*Textauszug*:
● ● ● ● ● ● ●
Wieder Proteste gegen Till Lindemann, nun gegen seine Solo-Tour. Für Konzertbesucher und Protestler in Leipzig ist das alles schon fast Routine.
Endlich wieder ein Till-Lindemann-Bericht! Und es fängt auch alles an wie immer: Eine Konzertarena in Leipzig. Auf der einen Seite die Gegner: Junge Frauen mit scharf geschnittenem Pony, Männer mit buntem Nagellack, jemand schlurft an einen Baum und schließt sein Fahrrad daran ab.
"Keine Konzerte für Täter", ruft eine Frau. Sie steht auf einer Bühne, die sich schüchtern an die Außenwand der Arena schmiegt.
● ● ● ● ● ● ●
*Aufgeführte Einträge*:
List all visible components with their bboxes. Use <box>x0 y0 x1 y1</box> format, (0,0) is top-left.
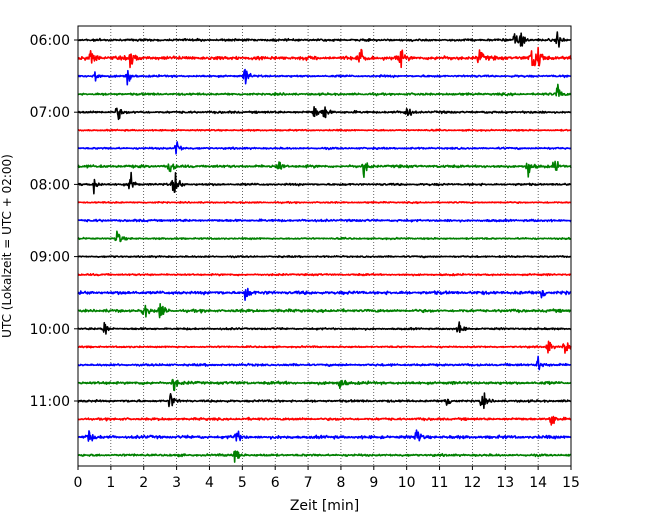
y-axis-label: UTC (Lokalzeit = UTC + 02:00) <box>0 154 14 338</box>
y-tick-label: 10:00 <box>30 322 70 338</box>
y-axis-ticks: 06:00 07:00 08:00 09:00 10:00 11:00 <box>30 33 78 410</box>
trace-line-0815 <box>77 200 572 205</box>
y-tick-label: 09:00 <box>30 250 70 266</box>
x-tick-label: 0 <box>74 475 83 491</box>
trace-line-0645 <box>77 83 572 97</box>
x-tick-label: 13 <box>496 475 514 491</box>
trace-line-1000 <box>77 321 572 335</box>
y-tick-label: 08:00 <box>30 177 70 193</box>
trace-line-0830 <box>77 218 572 223</box>
y-tick-label: 11:00 <box>30 394 70 410</box>
trace-line-0800 <box>77 171 572 195</box>
x-tick-label: 2 <box>139 475 148 491</box>
trace-line-1100 <box>77 392 572 410</box>
x-axis-label: Zeit [min] <box>290 498 359 514</box>
trace-line-0615 <box>77 46 572 69</box>
x-tick-label: 1 <box>106 475 115 491</box>
grid-layer <box>110 26 539 466</box>
x-tick-label: 11 <box>431 475 449 491</box>
x-tick-label: 8 <box>336 475 345 491</box>
x-tick-label: 5 <box>238 475 247 491</box>
x-tick-label: 7 <box>304 475 313 491</box>
x-tick-label: 12 <box>463 475 481 491</box>
trace-layer <box>77 31 572 463</box>
trace-line-0915 <box>77 272 572 277</box>
y-tick-label: 06:00 <box>30 33 70 49</box>
plot-frame <box>77 25 572 467</box>
x-tick-label: 15 <box>562 475 580 491</box>
trace-line-0700 <box>77 105 572 121</box>
x-tick-label: 14 <box>529 475 547 491</box>
trace-line-0945 <box>77 303 572 319</box>
trace-line-0600 <box>77 31 572 48</box>
trace-line-0845 <box>77 230 572 243</box>
x-tick-label: 4 <box>205 475 214 491</box>
x-tick-label: 10 <box>398 475 416 491</box>
trace-line-1130 <box>77 429 572 442</box>
trace-line-0730 <box>77 141 572 155</box>
x-tick-label: 9 <box>369 475 378 491</box>
trace-line-0745 <box>77 160 572 178</box>
trace-line-1045 <box>77 378 572 392</box>
plot-background <box>78 26 571 466</box>
x-tick-label: 3 <box>172 475 181 491</box>
x-tick-label: 6 <box>271 475 280 491</box>
trace-line-1145 <box>77 450 572 463</box>
x-axis-ticks: 0 1 2 3 4 5 6 7 8 9 10 11 12 13 14 15 <box>74 466 580 491</box>
trace-line-1115 <box>77 415 572 426</box>
trace-line-0930 <box>77 287 572 301</box>
trace-line-1015 <box>77 340 572 354</box>
trace-line-0900 <box>77 254 572 259</box>
trace-line-0715 <box>77 128 572 132</box>
y-tick-label: 07:00 <box>30 105 70 121</box>
trace-line-1030 <box>77 355 572 371</box>
trace-line-0630 <box>77 68 572 86</box>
● ● ● ● ● ● ●
*Was zu tun ist*:
• 1. In welcher Stadt liegt die Konzertarena, vor der laut dem Textauszug protestiert wird?
• 2. Schreibe aus den Einträgen alles von der Zeile mit „y-axis-label: UTC (Lokalzeit“ bis hinunter zur Zeile mit „y-tick-label: 09:00 <box>30 250 70 266</box>“ unverändert ab.

*Ergebnisse*:
• 1. In Leipzig.

• 2.
y-axis-label: UTC (Lokalzeit = UTC + 02:00) <box>0 154 14 338</box>
y-tick-label: 10:00 <box>30 322 70 338</box>
y-axis-ticks: 06:00 07:00 08:00 09:00 10:00 11:00 <box>30 33 78 410</box>
trace-line-0815 <box>77 200 572 205</box>
y-tick-label: 09:00 <box>30 250 70 266</box>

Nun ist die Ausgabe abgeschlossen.